Exercise requirements | Every line of the material that follows must be printed again exactly.

Records from a collection:
======

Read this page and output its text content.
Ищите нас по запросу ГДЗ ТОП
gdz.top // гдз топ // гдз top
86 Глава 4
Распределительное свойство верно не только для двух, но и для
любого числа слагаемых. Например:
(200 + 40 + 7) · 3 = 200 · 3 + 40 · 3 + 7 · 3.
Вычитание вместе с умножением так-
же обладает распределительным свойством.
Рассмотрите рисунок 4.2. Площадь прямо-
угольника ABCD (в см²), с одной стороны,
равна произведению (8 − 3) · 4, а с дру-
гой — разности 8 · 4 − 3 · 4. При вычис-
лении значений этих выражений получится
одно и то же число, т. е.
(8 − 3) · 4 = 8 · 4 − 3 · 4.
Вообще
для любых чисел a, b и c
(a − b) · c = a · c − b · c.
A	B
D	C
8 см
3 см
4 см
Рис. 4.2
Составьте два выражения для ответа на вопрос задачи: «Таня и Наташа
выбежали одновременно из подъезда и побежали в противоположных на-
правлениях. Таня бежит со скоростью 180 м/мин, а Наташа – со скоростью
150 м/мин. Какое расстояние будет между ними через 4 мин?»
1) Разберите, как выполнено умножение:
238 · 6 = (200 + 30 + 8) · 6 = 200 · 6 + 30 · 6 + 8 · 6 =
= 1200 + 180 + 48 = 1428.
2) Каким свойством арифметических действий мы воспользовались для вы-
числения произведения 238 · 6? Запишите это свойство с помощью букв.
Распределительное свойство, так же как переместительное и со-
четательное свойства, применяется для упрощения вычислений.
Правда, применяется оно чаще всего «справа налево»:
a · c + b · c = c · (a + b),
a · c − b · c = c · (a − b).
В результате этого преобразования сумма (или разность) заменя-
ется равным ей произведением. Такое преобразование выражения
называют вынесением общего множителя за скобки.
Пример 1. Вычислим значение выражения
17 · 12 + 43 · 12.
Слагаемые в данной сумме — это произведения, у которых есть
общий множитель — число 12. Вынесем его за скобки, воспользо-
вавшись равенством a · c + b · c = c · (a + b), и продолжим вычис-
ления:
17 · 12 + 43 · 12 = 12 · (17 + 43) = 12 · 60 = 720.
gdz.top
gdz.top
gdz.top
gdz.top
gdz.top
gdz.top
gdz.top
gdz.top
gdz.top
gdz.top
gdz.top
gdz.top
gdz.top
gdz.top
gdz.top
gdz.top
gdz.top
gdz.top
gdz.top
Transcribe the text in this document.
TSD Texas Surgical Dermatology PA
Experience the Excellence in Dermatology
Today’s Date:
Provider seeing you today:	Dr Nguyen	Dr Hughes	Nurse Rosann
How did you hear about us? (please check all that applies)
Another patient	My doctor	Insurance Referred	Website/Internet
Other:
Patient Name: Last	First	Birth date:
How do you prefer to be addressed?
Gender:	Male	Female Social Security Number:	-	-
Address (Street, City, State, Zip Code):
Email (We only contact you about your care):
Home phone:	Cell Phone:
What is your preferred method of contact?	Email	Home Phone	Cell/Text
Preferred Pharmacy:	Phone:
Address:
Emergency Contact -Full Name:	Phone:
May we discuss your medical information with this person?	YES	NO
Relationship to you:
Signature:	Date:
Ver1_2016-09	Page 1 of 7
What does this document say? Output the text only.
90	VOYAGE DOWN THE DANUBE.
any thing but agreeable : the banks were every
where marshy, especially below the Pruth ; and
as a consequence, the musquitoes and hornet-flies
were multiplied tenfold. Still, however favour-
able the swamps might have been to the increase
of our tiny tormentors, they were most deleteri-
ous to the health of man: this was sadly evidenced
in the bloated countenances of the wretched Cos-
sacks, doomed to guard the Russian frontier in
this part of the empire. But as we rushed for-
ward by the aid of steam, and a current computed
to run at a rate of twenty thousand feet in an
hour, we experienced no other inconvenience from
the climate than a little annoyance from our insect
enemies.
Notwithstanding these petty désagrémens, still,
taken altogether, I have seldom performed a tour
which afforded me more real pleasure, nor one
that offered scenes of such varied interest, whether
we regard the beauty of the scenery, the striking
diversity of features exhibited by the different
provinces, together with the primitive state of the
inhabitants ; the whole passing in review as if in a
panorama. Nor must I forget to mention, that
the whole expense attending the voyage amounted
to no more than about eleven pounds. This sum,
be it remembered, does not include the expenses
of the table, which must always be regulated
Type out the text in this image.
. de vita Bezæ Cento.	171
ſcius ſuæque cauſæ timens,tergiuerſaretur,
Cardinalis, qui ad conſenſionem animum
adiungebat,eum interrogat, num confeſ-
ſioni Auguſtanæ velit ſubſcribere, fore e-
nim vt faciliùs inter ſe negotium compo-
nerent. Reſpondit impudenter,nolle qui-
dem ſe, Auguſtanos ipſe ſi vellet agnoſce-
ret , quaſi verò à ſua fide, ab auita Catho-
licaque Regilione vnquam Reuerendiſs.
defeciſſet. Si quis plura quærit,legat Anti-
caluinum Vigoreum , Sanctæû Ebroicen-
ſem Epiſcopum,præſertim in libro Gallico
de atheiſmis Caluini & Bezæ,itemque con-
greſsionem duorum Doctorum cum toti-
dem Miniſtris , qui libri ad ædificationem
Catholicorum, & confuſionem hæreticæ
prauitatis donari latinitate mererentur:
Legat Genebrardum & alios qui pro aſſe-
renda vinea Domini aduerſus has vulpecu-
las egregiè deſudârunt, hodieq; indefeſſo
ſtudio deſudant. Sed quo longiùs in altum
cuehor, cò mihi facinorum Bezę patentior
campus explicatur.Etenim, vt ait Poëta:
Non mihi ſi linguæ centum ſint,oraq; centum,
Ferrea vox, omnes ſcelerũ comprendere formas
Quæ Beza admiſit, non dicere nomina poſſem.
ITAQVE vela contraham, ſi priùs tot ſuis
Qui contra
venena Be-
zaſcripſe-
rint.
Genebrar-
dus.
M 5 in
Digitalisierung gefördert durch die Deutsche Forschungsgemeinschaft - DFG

======

Result of this exercise |
Read this page and output its text content.
Ищите нас по запросу ГДЗ ТОП
gdz.top // гдз топ // гдз top
86 Глава 4
Распределительное свойство верно не только для двух, но и для
любого числа слагаемых. Например:
(200 + 40 + 7) · 3 = 200 · 3 + 40 · 3 + 7 · 3.
Вычитание вместе с умножением так-
же обладает распределительным свойством.
Рассмотрите рисунок 4.2. Площадь прямо-
угольника ABCD (в см²), с одной стороны,
равна произведению (8 − 3) · 4, а с дру-
гой — разности 8 · 4 − 3 · 4. При вычис-
лении значений этих выражений получится
одно и то же число, т. е.
(8 − 3) · 4 = 8 · 4 − 3 · 4.
Вообще
для любых чисел a, b и c
(a − b) · c = a · c − b · c.
A	B
D	C
8 см
3 см
4 см
Рис. 4.2
Составьте два выражения для ответа на вопрос задачи: «Таня и Наташа
выбежали одновременно из подъезда и побежали в противоположных на-
правлениях. Таня бежит со скоростью 180 м/мин, а Наташа – со скоростью
150 м/мин. Какое расстояние будет между ними через 4 мин?»
1) Разберите, как выполнено умножение:
238 · 6 = (200 + 30 + 8) · 6 = 200 · 6 + 30 · 6 + 8 · 6 =
= 1200 + 180 + 48 = 1428.
2) Каким свойством арифметических действий мы воспользовались для вы-
числения произведения 238 · 6? Запишите это свойство с помощью букв.
Распределительное свойство, так же как переместительное и со-
четательное свойства, применяется для упрощения вычислений.
Правда, применяется оно чаще всего «справа налево»:
a · c + b · c = c · (a + b),
a · c − b · c = c · (a − b).
В результате этого преобразования сумма (или разность) заменя-
ется равным ей произведением. Такое преобразование выражения
называют вынесением общего множителя за скобки.
Пример 1. Вычислим значение выражения
17 · 12 + 43 · 12.
Слагаемые в данной сумме — это произведения, у которых есть
общий множитель — число 12. Вынесем его за скобки, воспользо-
вавшись равенством a · c + b · c = c · (a + b), и продолжим вычис-
ления:
17 · 12 + 43 · 12 = 12 · (17 + 43) = 12 · 60 = 720.
gdz.top
gdz.top
gdz.top
gdz.top
gdz.top
gdz.top
gdz.top
gdz.top
gdz.top
gdz.top
gdz.top
gdz.top
gdz.top
gdz.top
gdz.top
gdz.top
gdz.top
gdz.top
gdz.top
Transcribe the text in this document.
TSD Texas Surgical Dermatology PA
Experience the Excellence in Dermatology
Today’s Date:
Provider seeing you today:	Dr Nguyen	Dr Hughes	Nurse Rosann
How did you hear about us? (please check all that applies)
Another patient	My doctor	Insurance Referred	Website/Internet
Other:
Patient Name: Last	First	Birth date:
How do you prefer to be addressed?
Gender:	Male	Female Social Security Number:	-	-
Address (Street, City, State, Zip Code):
Email (We only contact you about your care):
Home phone:	Cell Phone:
What is your preferred method of contact?	Email	Home Phone	Cell/Text
Preferred Pharmacy:	Phone:
Address:
Emergency Contact -Full Name:	Phone:
May we discuss your medical information with this person?	YES	NO
Relationship to you:
Signature:	Date:
Ver1_2016-09	Page 1 of 7
What does this document say? Output the text only.
90	VOYAGE DOWN THE DANUBE.
any thing but agreeable : the banks were every
where marshy, especially below the Pruth ; and
as a consequence, the musquitoes and hornet-flies
were multiplied tenfold. Still, however favour-
able the swamps might have been to the increase
of our tiny tormentors, they were most deleteri-
ous to the health of man: this was sadly evidenced
in the bloated countenances of the wretched Cos-
sacks, doomed to guard the Russian frontier in
this part of the empire. But as we rushed for-
ward by the aid of steam, and a current computed
to run at a rate of twenty thousand feet in an
hour, we experienced no other inconvenience from
the climate than a little annoyance from our insect
enemies.
Notwithstanding these petty désagrémens, still,
taken altogether, I have seldom performed a tour
which afforded me more real pleasure, nor one
that offered scenes of such varied interest, whether
we regard the beauty of the scenery, the striking
diversity of features exhibited by the different
provinces, together with the primitive state of the
inhabitants ; the whole passing in review as if in a
panorama. Nor must I forget to mention, that
the whole expense attending the voyage amounted
to no more than about eleven pounds. This sum,
be it remembered, does not include the expenses
of the table, which must always be regulated
Type out the text in this image.
. de vita Bezæ Cento.	171
ſcius ſuæque cauſæ timens,tergiuerſaretur,
Cardinalis, qui ad conſenſionem animum
adiungebat,eum interrogat, num confeſ-
ſioni Auguſtanæ velit ſubſcribere, fore e-
nim vt faciliùs inter ſe negotium compo-
nerent. Reſpondit impudenter,nolle qui-
dem ſe, Auguſtanos ipſe ſi vellet agnoſce-
ret , quaſi verò à ſua fide, ab auita Catho-
licaque Regilione vnquam Reuerendiſs.
defeciſſet. Si quis plura quærit,legat Anti-
caluinum Vigoreum , Sanctæû Ebroicen-
ſem Epiſcopum,præſertim in libro Gallico
de atheiſmis Caluini & Bezæ,itemque con-
greſsionem duorum Doctorum cum toti-
dem Miniſtris , qui libri ad ædificationem
Catholicorum, & confuſionem hæreticæ
prauitatis donari latinitate mererentur:
Legat Genebrardum & alios qui pro aſſe-
renda vinea Domini aduerſus has vulpecu-
las egregiè deſudârunt, hodieq; indefeſſo
ſtudio deſudant. Sed quo longiùs in altum
cuehor, cò mihi facinorum Bezę patentior
campus explicatur.Etenim, vt ait Poëta:
Non mihi ſi linguæ centum ſint,oraq; centum,
Ferrea vox, omnes ſcelerũ comprendere formas
Quæ Beza admiſit, non dicere nomina poſſem.
ITAQVE vela contraham, ſi priùs tot ſuis
Qui contra
venena Be-
zaſcripſe-
rint.
Genebrar-
dus.
M 5 in
Digitalisierung gefördert durch die Deutsche Forschungsgemeinschaft - DFG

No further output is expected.